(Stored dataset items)
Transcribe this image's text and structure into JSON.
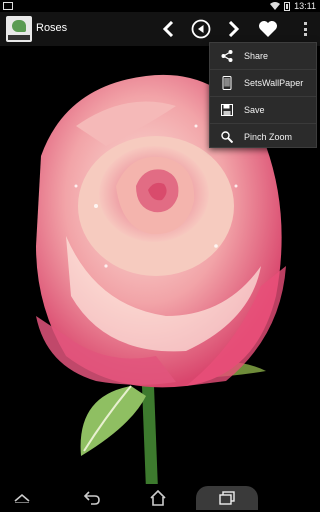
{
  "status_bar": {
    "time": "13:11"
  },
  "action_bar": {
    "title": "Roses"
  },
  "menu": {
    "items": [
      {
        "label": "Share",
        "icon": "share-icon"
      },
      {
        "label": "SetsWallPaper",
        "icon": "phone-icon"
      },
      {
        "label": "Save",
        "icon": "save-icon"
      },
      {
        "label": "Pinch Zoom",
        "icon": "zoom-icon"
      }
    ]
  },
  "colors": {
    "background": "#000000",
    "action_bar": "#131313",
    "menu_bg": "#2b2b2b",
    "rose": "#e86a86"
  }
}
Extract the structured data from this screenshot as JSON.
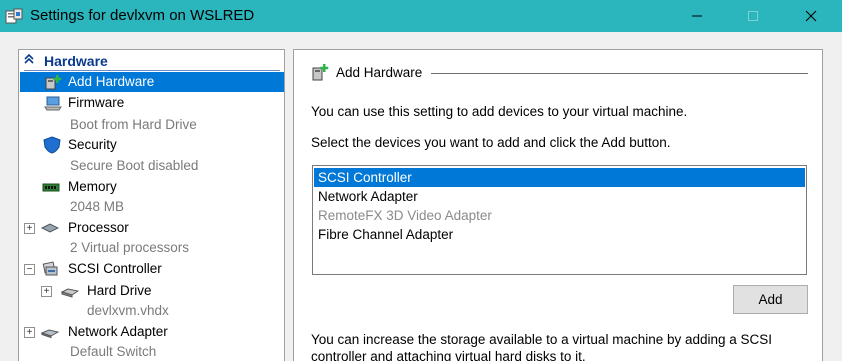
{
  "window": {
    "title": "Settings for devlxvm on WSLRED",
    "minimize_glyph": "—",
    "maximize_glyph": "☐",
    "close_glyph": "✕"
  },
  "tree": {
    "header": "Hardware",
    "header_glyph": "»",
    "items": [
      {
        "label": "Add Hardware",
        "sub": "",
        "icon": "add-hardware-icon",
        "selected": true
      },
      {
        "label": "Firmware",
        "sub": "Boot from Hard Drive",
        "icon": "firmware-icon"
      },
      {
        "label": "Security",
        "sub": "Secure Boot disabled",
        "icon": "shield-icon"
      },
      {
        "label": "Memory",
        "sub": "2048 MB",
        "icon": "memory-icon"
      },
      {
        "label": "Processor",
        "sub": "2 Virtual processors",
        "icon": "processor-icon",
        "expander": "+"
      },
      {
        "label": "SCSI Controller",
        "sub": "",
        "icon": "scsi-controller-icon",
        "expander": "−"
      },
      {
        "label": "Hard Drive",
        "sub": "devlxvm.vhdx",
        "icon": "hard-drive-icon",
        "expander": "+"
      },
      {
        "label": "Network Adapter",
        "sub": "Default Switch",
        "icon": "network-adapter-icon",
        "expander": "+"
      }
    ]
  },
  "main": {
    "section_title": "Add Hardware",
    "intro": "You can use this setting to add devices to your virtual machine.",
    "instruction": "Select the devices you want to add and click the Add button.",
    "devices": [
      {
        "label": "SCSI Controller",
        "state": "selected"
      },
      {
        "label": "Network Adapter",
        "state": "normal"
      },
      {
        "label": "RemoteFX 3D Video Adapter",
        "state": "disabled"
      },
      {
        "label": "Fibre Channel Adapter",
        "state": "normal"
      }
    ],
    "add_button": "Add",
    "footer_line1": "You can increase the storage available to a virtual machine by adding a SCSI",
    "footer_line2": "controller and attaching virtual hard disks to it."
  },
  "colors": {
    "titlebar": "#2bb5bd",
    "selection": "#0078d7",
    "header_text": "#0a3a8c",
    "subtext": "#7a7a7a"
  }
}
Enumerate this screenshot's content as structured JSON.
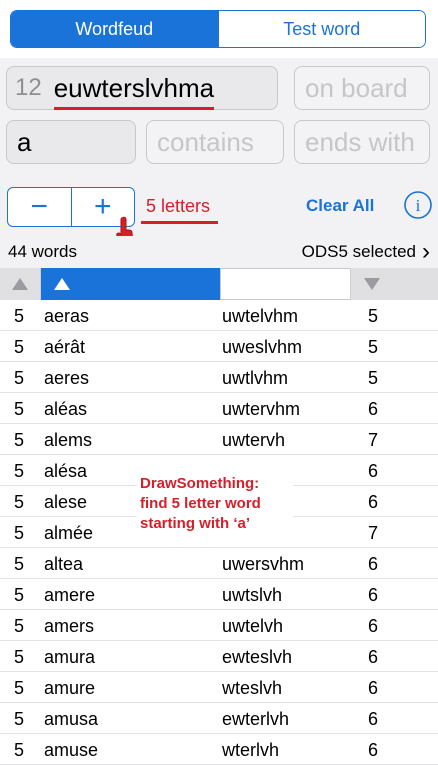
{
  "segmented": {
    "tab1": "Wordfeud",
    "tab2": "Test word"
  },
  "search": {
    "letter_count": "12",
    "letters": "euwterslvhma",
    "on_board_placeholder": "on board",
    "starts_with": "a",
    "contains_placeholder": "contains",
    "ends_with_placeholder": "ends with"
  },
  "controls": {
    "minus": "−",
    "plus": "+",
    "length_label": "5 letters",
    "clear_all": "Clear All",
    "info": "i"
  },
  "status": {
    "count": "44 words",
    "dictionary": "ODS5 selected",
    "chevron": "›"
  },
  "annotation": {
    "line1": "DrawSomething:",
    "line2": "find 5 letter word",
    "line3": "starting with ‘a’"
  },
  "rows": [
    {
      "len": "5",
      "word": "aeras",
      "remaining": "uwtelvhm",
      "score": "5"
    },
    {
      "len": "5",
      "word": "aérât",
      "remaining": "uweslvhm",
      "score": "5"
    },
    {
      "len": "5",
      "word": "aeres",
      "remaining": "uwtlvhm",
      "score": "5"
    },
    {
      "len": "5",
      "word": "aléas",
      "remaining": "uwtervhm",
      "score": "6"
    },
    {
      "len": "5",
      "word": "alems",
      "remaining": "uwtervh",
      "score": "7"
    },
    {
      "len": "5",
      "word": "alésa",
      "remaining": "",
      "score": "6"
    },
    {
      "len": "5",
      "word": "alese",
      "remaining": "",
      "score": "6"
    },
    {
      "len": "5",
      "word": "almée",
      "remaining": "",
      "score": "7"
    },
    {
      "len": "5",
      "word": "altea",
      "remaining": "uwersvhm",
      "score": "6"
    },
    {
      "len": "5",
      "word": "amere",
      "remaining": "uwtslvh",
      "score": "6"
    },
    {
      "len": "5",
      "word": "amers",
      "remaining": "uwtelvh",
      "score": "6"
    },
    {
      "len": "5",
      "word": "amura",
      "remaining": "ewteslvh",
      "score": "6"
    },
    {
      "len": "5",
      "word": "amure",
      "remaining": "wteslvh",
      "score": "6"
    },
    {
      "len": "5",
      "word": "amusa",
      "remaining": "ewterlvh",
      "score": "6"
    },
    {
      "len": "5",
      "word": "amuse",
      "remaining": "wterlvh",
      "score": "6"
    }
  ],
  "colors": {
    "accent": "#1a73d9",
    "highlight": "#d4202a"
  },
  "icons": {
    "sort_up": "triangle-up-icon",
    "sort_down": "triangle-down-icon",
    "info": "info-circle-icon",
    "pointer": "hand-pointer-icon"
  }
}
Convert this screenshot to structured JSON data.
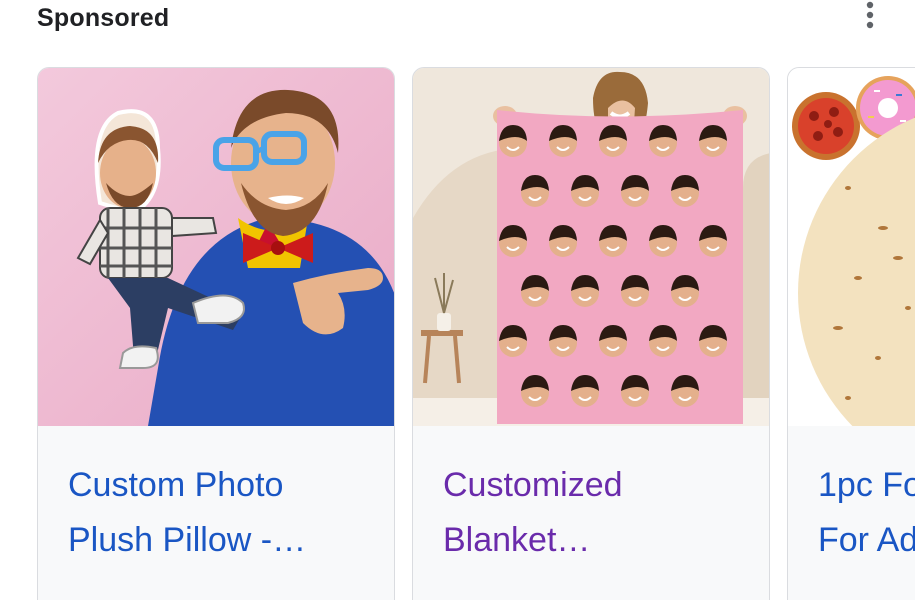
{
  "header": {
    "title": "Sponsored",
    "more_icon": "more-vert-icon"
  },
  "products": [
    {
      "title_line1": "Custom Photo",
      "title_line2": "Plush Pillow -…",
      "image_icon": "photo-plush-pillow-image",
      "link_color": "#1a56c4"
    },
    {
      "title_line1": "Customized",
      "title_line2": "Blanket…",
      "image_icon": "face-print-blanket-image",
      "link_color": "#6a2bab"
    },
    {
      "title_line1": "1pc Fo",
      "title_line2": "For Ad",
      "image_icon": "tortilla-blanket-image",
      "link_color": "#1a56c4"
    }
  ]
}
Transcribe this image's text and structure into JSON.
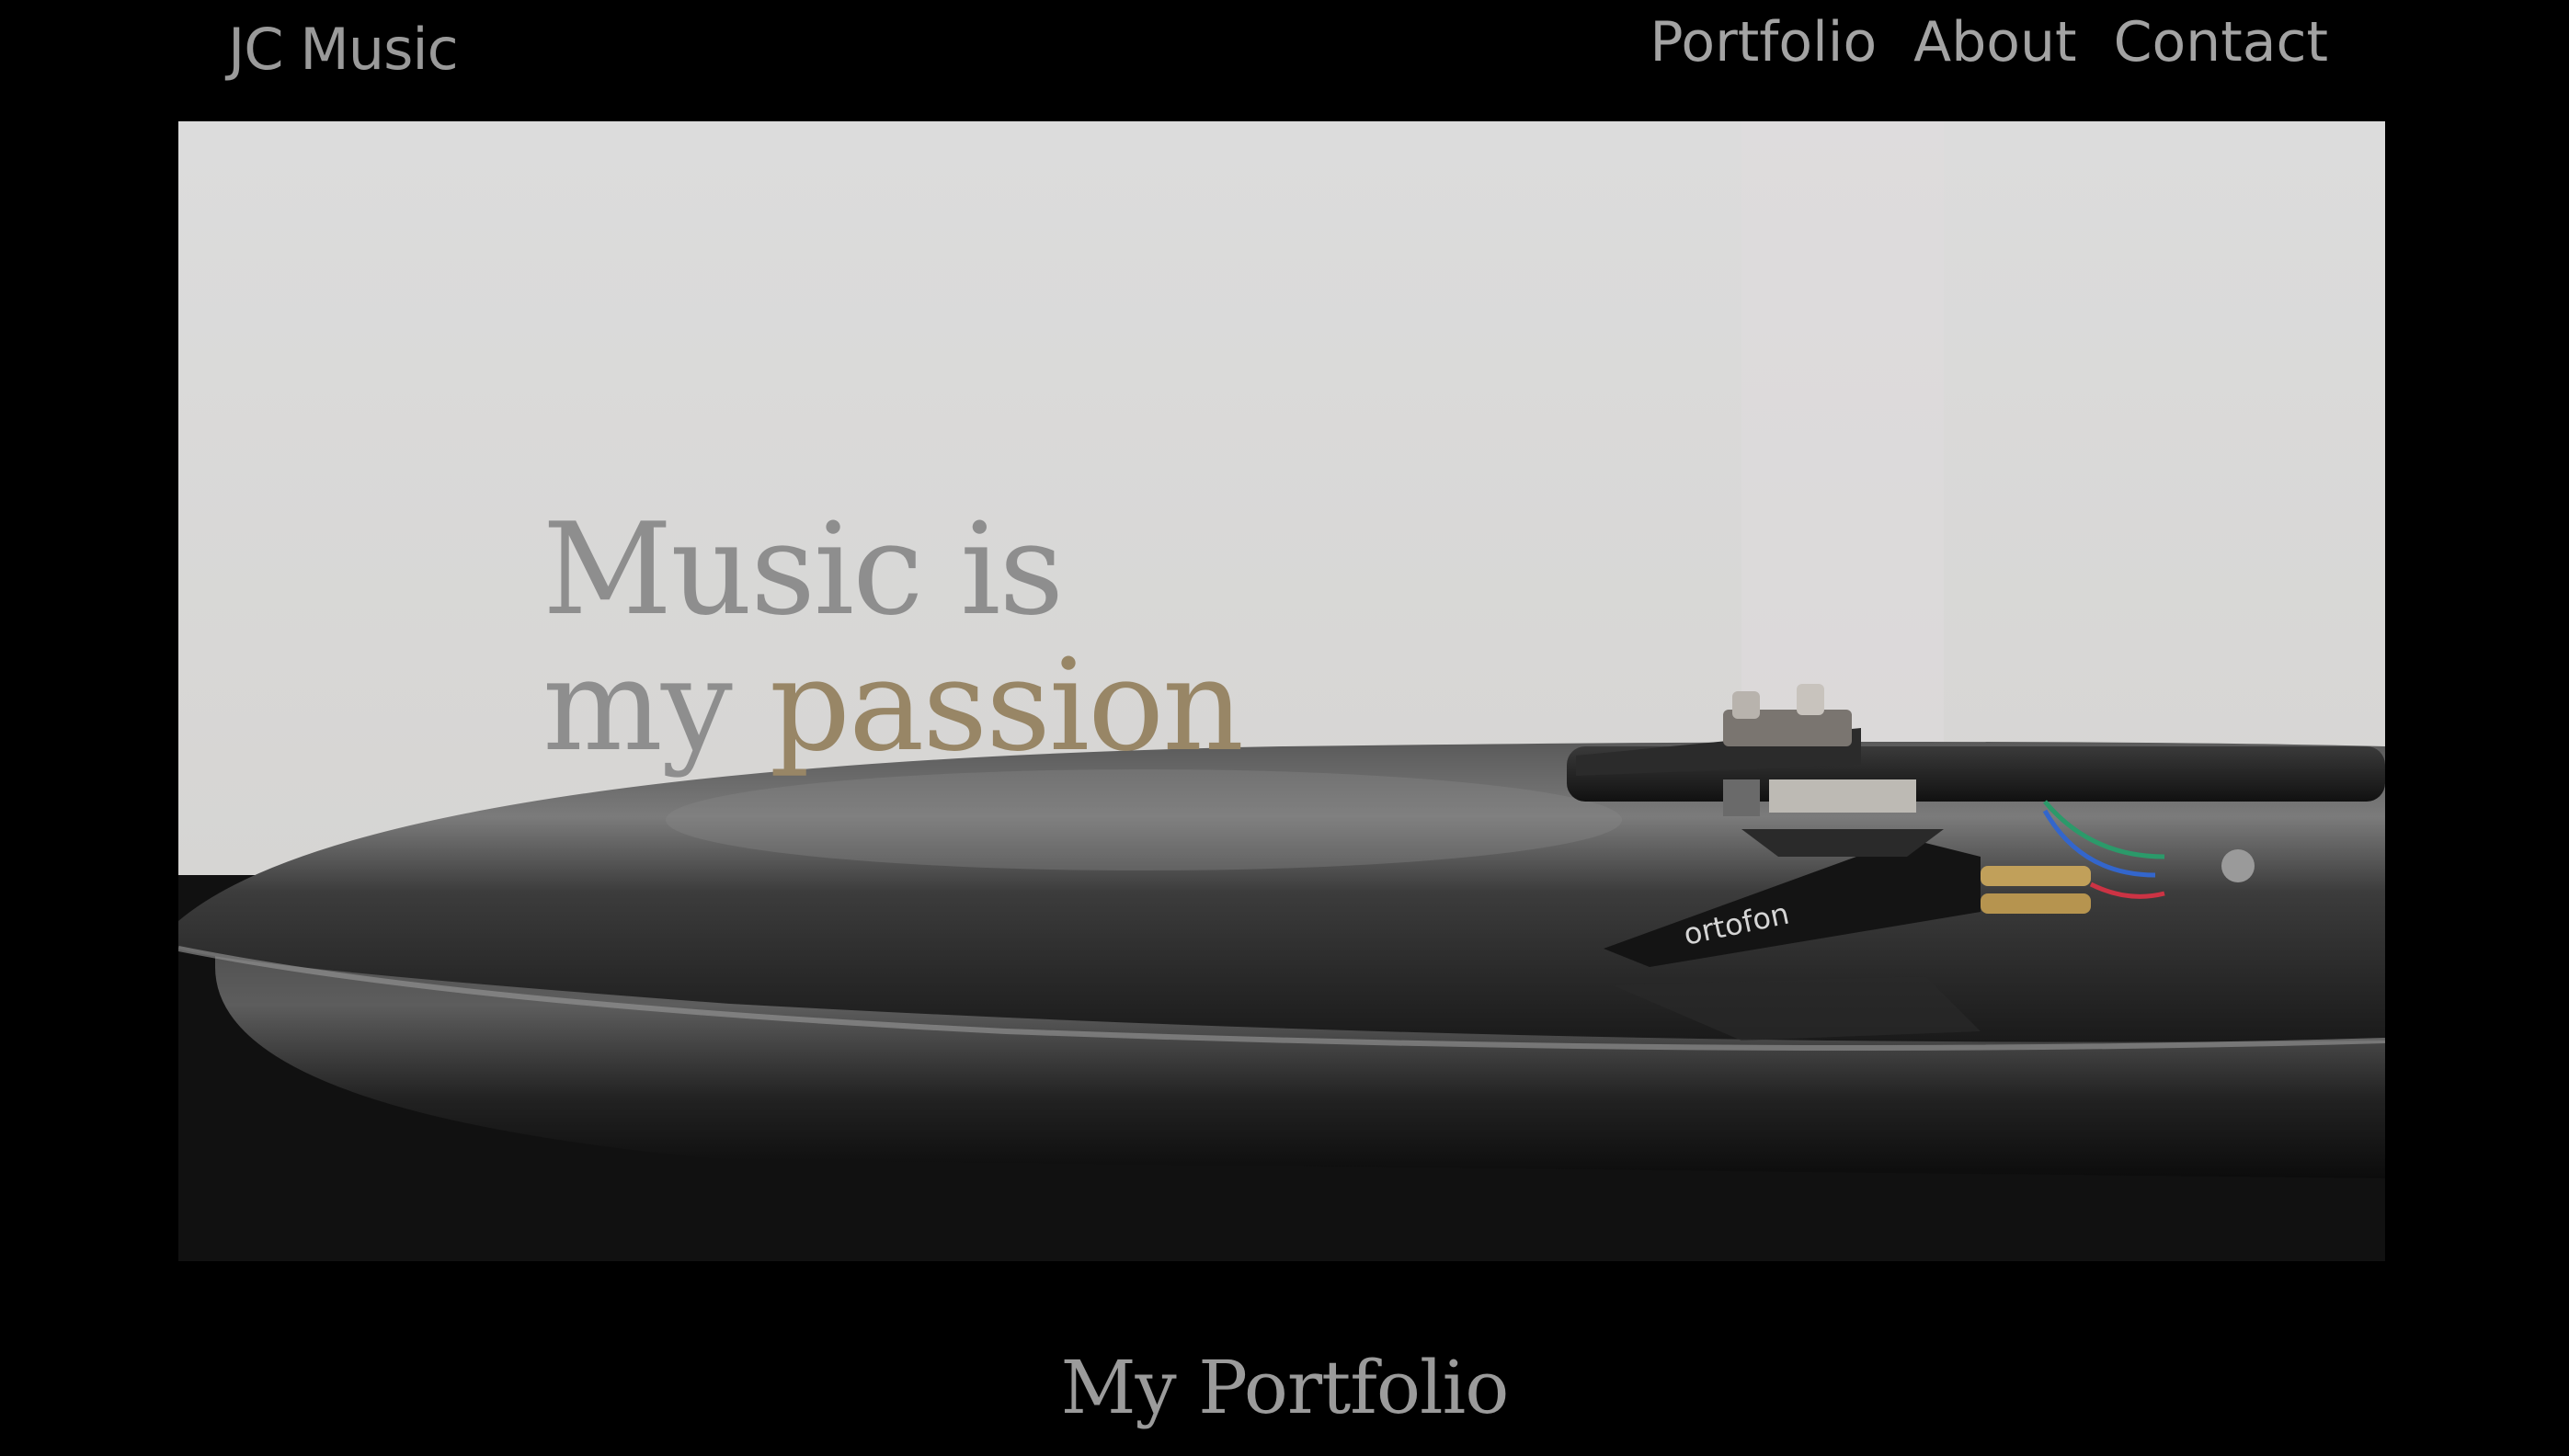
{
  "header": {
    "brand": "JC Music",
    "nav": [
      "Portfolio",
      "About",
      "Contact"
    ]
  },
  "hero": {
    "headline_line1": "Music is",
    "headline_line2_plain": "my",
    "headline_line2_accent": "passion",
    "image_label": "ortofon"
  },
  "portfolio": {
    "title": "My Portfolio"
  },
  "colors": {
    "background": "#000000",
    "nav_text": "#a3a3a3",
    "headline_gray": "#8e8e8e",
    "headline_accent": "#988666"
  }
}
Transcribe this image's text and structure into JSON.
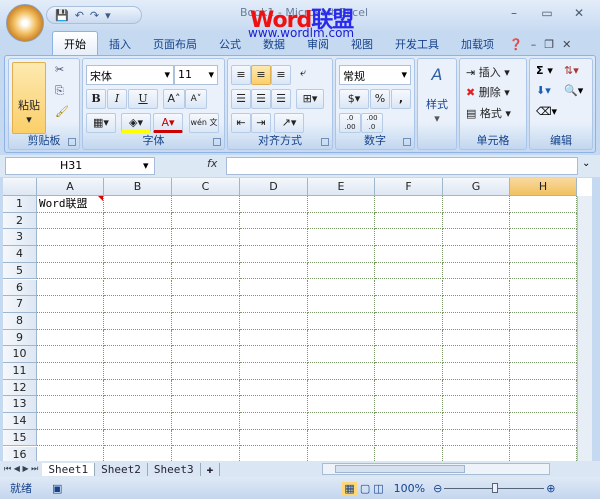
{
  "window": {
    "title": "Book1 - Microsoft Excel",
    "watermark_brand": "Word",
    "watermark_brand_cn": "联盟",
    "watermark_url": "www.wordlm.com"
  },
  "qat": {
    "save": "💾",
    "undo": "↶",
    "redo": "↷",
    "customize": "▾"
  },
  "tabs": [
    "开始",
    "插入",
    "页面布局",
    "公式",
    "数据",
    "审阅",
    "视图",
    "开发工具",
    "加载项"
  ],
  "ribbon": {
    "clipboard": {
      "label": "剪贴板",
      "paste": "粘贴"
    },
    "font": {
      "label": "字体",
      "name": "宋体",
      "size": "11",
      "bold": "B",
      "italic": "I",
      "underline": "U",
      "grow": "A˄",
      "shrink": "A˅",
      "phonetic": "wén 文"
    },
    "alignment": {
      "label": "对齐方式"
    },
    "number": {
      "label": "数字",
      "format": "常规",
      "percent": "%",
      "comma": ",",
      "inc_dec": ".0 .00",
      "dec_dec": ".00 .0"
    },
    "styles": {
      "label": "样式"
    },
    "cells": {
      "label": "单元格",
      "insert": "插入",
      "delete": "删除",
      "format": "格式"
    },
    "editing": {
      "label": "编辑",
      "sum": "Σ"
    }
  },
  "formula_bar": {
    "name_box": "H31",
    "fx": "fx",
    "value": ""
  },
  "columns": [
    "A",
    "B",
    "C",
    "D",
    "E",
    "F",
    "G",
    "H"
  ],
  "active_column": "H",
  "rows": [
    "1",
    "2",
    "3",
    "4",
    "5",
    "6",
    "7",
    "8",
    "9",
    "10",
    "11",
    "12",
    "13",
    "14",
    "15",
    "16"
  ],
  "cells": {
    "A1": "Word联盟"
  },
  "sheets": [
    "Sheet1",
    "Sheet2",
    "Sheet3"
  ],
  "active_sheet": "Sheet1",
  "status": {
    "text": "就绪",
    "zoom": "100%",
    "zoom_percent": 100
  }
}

* WHAT THIS TASK INVOLVES
Scan the records above and report how many lines include the word "Boot", without any other text.

* CORRECT ANSWER
2